## [Required work]
Set out every line bearing the string "zoom".

## [Dataset content]
•••••

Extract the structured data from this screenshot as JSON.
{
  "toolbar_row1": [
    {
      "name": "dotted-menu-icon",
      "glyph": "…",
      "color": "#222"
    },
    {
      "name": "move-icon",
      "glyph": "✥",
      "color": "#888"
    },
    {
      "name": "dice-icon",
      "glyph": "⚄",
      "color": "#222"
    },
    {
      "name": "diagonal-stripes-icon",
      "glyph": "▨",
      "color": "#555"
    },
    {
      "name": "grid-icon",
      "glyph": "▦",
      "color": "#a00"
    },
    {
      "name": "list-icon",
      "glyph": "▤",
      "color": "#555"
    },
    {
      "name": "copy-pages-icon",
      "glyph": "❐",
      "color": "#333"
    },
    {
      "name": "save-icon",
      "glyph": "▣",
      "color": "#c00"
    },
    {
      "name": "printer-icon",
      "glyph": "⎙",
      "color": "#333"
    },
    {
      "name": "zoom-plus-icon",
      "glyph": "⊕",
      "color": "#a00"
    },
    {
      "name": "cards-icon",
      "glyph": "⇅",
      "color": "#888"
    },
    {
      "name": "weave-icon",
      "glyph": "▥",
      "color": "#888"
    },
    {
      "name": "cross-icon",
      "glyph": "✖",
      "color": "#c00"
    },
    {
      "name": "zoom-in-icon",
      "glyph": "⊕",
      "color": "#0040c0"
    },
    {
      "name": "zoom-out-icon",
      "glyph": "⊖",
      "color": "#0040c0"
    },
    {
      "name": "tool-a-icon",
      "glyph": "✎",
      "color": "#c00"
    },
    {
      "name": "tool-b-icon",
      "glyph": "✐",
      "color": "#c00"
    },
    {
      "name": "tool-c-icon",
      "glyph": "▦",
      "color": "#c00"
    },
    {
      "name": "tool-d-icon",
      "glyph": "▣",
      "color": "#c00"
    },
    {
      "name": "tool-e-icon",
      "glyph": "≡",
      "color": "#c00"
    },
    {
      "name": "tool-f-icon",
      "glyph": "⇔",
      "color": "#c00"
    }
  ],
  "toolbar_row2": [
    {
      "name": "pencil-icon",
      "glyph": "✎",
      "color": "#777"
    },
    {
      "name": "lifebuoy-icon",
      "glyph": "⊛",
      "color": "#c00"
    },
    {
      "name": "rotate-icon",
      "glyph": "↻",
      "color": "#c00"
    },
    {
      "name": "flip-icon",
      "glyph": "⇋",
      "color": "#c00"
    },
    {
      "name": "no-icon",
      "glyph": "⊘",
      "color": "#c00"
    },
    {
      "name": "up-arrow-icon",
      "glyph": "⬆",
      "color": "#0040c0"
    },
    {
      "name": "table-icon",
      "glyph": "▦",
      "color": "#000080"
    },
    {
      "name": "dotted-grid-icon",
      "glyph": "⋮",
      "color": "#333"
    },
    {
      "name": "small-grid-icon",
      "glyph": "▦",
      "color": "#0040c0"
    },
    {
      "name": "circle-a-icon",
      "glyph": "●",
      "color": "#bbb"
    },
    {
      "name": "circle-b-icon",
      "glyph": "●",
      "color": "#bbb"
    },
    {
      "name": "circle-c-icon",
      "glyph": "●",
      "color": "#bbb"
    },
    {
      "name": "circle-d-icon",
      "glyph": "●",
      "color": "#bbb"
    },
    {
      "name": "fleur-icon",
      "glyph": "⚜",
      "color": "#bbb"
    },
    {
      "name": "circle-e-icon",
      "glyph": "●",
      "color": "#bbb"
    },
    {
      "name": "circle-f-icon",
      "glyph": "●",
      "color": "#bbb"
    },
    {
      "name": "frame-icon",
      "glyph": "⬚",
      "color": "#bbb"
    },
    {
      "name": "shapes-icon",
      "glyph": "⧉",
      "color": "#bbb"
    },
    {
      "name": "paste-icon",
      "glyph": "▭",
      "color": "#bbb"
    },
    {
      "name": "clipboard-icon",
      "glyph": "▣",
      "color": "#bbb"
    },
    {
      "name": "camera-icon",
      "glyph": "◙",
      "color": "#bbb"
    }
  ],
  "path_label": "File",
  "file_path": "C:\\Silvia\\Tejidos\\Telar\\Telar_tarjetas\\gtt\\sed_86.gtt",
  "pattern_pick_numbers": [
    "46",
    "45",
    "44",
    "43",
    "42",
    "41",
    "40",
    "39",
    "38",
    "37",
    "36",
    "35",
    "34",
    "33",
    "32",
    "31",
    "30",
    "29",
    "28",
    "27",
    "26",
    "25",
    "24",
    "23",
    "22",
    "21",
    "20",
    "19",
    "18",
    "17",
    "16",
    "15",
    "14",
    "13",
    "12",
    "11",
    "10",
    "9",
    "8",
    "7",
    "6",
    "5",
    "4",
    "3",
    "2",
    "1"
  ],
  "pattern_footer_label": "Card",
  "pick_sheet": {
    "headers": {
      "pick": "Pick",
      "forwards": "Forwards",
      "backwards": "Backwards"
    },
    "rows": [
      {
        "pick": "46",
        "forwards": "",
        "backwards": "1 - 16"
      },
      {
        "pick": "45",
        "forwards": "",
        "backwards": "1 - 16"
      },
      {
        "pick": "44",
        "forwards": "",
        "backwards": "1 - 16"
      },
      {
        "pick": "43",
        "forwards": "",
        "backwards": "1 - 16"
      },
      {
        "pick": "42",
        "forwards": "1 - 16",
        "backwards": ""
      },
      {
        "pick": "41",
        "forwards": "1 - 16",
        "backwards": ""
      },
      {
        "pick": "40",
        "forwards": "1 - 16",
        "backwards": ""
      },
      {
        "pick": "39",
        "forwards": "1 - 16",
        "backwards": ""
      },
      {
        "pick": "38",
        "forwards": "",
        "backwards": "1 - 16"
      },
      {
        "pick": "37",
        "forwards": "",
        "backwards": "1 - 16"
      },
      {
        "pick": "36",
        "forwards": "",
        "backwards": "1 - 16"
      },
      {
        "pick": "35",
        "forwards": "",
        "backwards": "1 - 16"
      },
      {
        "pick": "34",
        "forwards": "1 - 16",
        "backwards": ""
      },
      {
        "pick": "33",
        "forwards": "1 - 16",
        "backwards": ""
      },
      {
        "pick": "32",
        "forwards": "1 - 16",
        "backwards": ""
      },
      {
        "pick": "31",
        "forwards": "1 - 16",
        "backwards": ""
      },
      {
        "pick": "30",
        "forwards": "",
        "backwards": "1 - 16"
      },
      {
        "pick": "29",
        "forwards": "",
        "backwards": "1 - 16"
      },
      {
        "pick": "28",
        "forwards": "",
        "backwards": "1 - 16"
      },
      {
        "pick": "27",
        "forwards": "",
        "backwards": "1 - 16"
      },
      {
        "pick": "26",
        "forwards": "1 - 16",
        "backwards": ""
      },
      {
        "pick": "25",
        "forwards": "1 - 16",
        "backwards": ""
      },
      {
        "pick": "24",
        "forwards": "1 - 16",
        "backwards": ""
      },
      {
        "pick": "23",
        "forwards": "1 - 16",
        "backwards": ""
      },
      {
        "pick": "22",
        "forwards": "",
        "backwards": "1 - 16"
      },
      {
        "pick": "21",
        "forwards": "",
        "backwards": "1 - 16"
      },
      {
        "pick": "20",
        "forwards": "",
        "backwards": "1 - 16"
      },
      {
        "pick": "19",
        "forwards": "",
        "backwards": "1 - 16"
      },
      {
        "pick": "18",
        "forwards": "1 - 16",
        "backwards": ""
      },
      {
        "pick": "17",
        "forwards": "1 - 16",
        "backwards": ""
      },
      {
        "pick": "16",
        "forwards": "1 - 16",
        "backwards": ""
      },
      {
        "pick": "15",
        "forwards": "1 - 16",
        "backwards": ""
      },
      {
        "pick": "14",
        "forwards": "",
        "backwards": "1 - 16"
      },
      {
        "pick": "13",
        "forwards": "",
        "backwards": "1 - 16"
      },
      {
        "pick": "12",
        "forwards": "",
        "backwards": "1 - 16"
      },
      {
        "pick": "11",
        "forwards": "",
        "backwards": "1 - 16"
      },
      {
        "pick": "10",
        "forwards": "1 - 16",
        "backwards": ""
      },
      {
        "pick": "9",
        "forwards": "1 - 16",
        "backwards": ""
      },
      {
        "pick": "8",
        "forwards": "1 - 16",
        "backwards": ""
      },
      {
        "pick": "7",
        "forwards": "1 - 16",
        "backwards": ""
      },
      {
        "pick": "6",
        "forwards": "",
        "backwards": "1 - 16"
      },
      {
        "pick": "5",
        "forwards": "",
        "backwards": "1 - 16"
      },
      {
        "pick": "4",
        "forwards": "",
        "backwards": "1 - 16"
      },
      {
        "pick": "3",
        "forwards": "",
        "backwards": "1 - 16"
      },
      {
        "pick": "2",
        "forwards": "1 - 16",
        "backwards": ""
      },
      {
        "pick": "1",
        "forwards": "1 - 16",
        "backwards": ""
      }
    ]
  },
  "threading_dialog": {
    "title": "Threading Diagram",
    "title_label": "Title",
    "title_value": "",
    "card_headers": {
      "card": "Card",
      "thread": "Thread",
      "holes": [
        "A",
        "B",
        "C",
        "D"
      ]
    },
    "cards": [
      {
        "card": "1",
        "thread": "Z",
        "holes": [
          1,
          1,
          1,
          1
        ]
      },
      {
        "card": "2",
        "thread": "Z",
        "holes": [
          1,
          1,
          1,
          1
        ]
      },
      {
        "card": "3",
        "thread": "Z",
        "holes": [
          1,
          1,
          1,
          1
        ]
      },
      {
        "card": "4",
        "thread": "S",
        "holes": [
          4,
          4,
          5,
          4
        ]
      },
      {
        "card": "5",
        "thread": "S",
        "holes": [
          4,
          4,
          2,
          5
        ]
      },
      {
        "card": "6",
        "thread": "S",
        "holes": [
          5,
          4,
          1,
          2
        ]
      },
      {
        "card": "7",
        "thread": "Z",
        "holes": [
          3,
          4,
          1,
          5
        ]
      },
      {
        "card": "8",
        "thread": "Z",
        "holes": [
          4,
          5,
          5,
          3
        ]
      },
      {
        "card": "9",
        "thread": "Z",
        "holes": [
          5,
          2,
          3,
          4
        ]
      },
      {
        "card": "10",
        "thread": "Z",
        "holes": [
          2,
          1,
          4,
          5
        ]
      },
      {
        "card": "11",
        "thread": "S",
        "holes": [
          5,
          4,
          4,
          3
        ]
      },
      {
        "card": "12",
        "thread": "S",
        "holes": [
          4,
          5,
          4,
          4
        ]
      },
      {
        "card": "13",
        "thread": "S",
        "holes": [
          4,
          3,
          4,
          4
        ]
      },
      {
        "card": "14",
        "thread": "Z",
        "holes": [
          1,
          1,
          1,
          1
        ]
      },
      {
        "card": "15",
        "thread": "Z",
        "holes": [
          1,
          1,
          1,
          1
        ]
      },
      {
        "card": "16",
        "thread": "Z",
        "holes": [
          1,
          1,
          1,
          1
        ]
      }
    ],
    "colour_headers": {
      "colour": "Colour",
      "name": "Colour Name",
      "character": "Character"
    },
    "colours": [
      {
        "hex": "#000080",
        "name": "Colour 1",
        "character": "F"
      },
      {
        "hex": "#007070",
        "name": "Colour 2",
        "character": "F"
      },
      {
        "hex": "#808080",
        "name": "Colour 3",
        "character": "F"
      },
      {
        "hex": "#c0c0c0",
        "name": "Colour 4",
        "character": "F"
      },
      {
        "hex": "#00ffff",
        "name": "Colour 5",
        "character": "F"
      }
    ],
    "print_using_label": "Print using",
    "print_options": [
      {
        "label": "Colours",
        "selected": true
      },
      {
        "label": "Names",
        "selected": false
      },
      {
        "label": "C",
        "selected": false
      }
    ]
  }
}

•••••

## [Full response]
      "name": "zoom-plus-icon",
      "name": "zoom-in-icon",
      "name": "zoom-out-icon",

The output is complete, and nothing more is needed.